* _DATASET_
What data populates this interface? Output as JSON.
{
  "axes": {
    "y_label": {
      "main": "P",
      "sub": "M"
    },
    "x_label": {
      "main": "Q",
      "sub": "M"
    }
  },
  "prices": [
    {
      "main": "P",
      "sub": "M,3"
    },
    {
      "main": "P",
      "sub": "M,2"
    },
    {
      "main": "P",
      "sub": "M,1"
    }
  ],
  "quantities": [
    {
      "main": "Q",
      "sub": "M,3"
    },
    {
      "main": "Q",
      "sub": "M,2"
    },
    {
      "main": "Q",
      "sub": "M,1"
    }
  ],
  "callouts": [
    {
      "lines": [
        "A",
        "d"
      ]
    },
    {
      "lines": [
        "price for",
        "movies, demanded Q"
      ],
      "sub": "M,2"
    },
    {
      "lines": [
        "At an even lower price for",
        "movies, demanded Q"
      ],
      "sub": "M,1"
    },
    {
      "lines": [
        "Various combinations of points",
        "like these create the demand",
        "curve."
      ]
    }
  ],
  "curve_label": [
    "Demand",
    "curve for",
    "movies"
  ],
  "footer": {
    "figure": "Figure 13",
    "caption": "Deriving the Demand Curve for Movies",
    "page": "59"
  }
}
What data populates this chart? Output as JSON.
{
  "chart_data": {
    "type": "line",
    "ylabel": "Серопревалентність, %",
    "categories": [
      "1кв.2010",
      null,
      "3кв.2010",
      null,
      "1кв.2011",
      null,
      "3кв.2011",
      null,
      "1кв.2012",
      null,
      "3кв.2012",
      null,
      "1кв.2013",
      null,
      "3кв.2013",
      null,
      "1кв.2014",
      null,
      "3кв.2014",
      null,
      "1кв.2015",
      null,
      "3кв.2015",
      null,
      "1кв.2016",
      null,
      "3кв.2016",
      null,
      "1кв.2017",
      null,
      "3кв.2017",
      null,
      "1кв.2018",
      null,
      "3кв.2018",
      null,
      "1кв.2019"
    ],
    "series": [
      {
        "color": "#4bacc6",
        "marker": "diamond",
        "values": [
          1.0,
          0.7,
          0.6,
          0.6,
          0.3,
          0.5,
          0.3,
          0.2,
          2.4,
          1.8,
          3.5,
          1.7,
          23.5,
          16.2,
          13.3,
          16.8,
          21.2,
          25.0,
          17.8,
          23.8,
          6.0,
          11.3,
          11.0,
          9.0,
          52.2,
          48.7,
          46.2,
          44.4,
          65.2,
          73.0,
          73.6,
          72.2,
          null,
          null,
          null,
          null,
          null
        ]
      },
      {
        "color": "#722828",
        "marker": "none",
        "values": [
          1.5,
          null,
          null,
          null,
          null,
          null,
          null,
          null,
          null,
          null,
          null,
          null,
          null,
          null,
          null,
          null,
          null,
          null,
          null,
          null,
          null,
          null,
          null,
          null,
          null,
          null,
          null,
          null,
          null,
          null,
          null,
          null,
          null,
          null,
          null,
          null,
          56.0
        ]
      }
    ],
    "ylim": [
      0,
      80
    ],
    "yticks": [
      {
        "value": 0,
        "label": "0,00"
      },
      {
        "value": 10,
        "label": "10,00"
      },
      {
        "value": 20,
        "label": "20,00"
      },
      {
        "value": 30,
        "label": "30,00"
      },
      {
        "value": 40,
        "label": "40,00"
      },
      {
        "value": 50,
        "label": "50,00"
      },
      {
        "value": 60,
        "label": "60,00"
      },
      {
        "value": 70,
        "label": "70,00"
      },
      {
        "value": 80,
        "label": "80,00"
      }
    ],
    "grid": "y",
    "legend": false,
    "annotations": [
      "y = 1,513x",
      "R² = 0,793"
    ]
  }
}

* _JOB_
Repeat every line of the data, exactly and in full.

* _RESPONSE TO THE TASK_
What data populates this interface? Output as JSON.
{
  "axes": {
    "y_label": {
      "main": "P",
      "sub": "M"
    },
    "x_label": {
      "main": "Q",
      "sub": "M"
    }
  },
  "prices": [
    {
      "main": "P",
      "sub": "M,3"
    },
    {
      "main": "P",
      "sub": "M,2"
    },
    {
      "main": "P",
      "sub": "M,1"
    }
  ],
  "quantities": [
    {
      "main": "Q",
      "sub": "M,3"
    },
    {
      "main": "Q",
      "sub": "M,2"
    },
    {
      "main": "Q",
      "sub": "M,1"
    }
  ],
  "callouts": [
    {
      "lines": [
        "A",
        "d"
      ]
    },
    {
      "lines": [
        "price for",
        "movies, demanded Q"
      ],
      "sub": "M,2"
    },
    {
      "lines": [
        "At an even lower price for",
        "movies, demanded Q"
      ],
      "sub": "M,1"
    },
    {
      "lines": [
        "Various combinations of points",
        "like these create the demand",
        "curve."
      ]
    }
  ],
  "curve_label": [
    "Demand",
    "curve for",
    "movies"
  ],
  "footer": {
    "figure": "Figure 13",
    "caption": "Deriving the Demand Curve for Movies",
    "page": "59"
  }
}
What data populates this chart? Output as JSON.
{
  "chart_data": {
    "type": "line",
    "ylabel": "Серопревалентність, %",
    "categories": [
      "1кв.2010",
      null,
      "3кв.2010",
      null,
      "1кв.2011",
      null,
      "3кв.2011",
      null,
      "1кв.2012",
      null,
      "3кв.2012",
      null,
      "1кв.2013",
      null,
      "3кв.2013",
      null,
      "1кв.2014",
      null,
      "3кв.2014",
      null,
      "1кв.2015",
      null,
      "3кв.2015",
      null,
      "1кв.2016",
      null,
      "3кв.2016",
      null,
      "1кв.2017",
      null,
      "3кв.2017",
      null,
      "1кв.2018",
      null,
      "3кв.2018",
      null,
      "1кв.2019"
    ],
    "series": [
      {
        "color": "#4bacc6",
        "marker": "diamond",
        "values": [
          1.0,
          0.7,
          0.6,
          0.6,
          0.3,
          0.5,
          0.3,
          0.2,
          2.4,
          1.8,
          3.5,
          1.7,
          23.5,
          16.2,
          13.3,
          16.8,
          21.2,
          25.0,
          17.8,
          23.8,
          6.0,
          11.3,
          11.0,
          9.0,
          52.2,
          48.7,
          46.2,
          44.4,
          65.2,
          73.0,
          73.6,
          72.2,
          null,
          null,
          null,
          null,
          null
        ]
      },
      {
        "color": "#722828",
        "marker": "none",
        "values": [
          1.5,
          null,
          null,
          null,
          null,
          null,
          null,
          null,
          null,
          null,
          null,
          null,
          null,
          null,
          null,
          null,
          null,
          null,
          null,
          null,
          null,
          null,
          null,
          null,
          null,
          null,
          null,
          null,
          null,
          null,
          null,
          null,
          null,
          null,
          null,
          null,
          56.0
        ]
      }
    ],
    "ylim": [
      0,
      80
    ],
    "yticks": [
      {
        "value": 0,
        "label": "0,00"
      },
      {
        "value": 10,
        "label": "10,00"
      },
      {
        "value": 20,
        "label": "20,00"
      },
      {
        "value": 30,
        "label": "30,00"
      },
      {
        "value": 40,
        "label": "40,00"
      },
      {
        "value": 50,
        "label": "50,00"
      },
      {
        "value": 60,
        "label": "60,00"
      },
      {
        "value": 70,
        "label": "70,00"
      },
      {
        "value": 80,
        "label": "80,00"
      }
    ],
    "grid": "y",
    "legend": false,
    "annotations": [
      "y = 1,513x",
      "R² = 0,793"
    ]
  }
}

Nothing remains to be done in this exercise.